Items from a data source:
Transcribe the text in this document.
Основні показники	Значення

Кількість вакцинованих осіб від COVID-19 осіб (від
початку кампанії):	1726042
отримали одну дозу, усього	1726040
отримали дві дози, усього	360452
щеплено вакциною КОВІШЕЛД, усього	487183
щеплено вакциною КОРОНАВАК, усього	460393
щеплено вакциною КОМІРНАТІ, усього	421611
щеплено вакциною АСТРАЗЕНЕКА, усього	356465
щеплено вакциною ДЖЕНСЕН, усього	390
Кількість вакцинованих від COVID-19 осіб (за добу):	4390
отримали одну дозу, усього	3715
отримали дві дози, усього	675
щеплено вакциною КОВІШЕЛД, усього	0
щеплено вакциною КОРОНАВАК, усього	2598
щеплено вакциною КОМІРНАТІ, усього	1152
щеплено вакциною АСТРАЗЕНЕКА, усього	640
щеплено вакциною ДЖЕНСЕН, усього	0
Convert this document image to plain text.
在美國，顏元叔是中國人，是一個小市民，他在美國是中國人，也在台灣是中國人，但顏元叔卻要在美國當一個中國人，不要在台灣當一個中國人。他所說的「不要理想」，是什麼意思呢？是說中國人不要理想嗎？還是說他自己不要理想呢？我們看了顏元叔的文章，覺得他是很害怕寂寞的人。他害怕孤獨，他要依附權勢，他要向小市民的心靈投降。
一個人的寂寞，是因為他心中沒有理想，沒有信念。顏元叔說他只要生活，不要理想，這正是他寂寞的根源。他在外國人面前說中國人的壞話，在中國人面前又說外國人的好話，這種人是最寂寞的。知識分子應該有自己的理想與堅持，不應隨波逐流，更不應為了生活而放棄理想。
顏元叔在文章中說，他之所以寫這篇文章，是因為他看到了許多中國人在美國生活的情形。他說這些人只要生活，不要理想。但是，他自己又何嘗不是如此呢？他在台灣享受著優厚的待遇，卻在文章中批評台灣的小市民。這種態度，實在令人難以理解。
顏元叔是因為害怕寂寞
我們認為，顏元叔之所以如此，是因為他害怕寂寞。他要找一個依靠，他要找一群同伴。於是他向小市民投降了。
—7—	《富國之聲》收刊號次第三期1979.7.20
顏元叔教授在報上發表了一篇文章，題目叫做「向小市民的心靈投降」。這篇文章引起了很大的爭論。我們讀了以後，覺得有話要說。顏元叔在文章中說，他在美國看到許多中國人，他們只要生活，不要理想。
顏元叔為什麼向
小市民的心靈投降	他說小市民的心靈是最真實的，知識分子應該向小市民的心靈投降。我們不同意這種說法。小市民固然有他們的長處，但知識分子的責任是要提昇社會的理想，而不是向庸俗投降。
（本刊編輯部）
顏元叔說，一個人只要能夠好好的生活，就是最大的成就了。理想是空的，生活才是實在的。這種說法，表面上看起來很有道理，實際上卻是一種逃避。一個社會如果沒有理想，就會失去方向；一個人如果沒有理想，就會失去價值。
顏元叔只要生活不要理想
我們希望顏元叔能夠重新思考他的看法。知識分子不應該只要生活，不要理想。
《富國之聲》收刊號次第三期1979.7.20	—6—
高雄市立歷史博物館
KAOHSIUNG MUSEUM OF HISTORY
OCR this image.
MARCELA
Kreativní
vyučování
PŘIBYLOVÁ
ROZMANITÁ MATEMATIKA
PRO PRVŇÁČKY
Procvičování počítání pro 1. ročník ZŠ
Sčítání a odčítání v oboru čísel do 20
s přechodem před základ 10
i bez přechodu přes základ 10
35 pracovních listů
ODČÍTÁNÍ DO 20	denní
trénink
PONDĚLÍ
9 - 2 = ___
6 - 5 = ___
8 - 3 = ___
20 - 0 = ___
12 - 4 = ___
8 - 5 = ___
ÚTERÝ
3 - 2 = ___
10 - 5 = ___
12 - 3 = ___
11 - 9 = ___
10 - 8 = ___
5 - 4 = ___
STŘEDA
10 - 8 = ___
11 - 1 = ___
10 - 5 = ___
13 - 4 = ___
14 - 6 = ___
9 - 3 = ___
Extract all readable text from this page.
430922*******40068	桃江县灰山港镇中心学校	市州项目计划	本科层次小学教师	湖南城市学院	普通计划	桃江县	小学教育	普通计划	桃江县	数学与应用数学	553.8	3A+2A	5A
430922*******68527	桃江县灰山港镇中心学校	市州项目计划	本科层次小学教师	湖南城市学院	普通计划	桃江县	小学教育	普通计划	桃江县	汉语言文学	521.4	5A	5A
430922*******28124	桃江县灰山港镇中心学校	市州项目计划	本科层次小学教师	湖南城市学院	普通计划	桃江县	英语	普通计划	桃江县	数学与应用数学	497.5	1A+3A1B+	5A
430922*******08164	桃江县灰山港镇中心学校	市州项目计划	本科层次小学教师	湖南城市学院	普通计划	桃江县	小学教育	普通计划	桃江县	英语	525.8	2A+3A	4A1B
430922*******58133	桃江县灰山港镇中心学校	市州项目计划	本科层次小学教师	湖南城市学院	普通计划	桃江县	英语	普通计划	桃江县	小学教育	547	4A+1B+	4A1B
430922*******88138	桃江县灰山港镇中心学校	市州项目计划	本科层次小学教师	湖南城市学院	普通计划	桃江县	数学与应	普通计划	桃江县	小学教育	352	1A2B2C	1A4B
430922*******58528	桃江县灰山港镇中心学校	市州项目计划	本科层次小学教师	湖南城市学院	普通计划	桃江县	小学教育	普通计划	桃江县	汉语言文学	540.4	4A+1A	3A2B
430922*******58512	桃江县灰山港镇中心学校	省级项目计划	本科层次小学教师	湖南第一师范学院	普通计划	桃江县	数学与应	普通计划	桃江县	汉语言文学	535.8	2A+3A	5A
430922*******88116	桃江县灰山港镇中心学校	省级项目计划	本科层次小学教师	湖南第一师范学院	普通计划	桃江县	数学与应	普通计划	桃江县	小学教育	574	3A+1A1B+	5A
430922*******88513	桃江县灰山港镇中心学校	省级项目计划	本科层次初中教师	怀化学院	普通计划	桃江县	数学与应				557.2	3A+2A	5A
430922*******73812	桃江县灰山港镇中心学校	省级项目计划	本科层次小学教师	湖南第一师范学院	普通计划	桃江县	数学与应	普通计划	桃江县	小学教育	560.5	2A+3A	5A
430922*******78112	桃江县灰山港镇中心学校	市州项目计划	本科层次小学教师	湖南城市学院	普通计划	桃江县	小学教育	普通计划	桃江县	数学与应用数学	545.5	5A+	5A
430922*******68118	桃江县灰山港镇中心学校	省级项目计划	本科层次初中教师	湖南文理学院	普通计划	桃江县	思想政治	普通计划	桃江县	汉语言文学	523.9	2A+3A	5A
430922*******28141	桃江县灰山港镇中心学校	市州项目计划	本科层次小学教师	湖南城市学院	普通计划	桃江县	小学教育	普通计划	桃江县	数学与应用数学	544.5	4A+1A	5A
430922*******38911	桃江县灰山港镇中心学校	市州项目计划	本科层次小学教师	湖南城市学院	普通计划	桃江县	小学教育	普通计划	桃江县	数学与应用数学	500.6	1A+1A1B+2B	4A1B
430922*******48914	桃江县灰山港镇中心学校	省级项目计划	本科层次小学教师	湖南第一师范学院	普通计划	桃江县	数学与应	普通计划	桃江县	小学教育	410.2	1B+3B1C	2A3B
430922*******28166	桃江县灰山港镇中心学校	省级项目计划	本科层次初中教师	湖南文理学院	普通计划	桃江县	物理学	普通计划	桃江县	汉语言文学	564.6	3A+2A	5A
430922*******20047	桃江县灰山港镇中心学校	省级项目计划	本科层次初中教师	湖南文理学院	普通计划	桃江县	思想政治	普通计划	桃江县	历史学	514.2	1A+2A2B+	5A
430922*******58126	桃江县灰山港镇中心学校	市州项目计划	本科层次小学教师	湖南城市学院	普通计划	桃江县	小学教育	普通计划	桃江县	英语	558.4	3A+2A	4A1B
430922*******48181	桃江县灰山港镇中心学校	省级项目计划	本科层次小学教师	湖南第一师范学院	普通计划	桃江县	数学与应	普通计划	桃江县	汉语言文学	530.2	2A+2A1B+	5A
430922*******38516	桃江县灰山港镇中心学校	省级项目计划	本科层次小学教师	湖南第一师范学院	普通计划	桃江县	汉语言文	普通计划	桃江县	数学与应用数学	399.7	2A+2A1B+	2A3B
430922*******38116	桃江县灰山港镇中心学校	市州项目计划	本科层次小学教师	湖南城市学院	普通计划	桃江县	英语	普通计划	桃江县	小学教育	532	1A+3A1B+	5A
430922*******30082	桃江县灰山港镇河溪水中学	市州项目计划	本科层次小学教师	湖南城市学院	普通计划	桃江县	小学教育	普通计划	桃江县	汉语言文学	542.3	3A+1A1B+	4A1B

What is asked: Scan the lines for the string "základ". Pick out every line that has it.

Exercise solution:
s přechodem před základ 10
i bez přechodu přes základ 10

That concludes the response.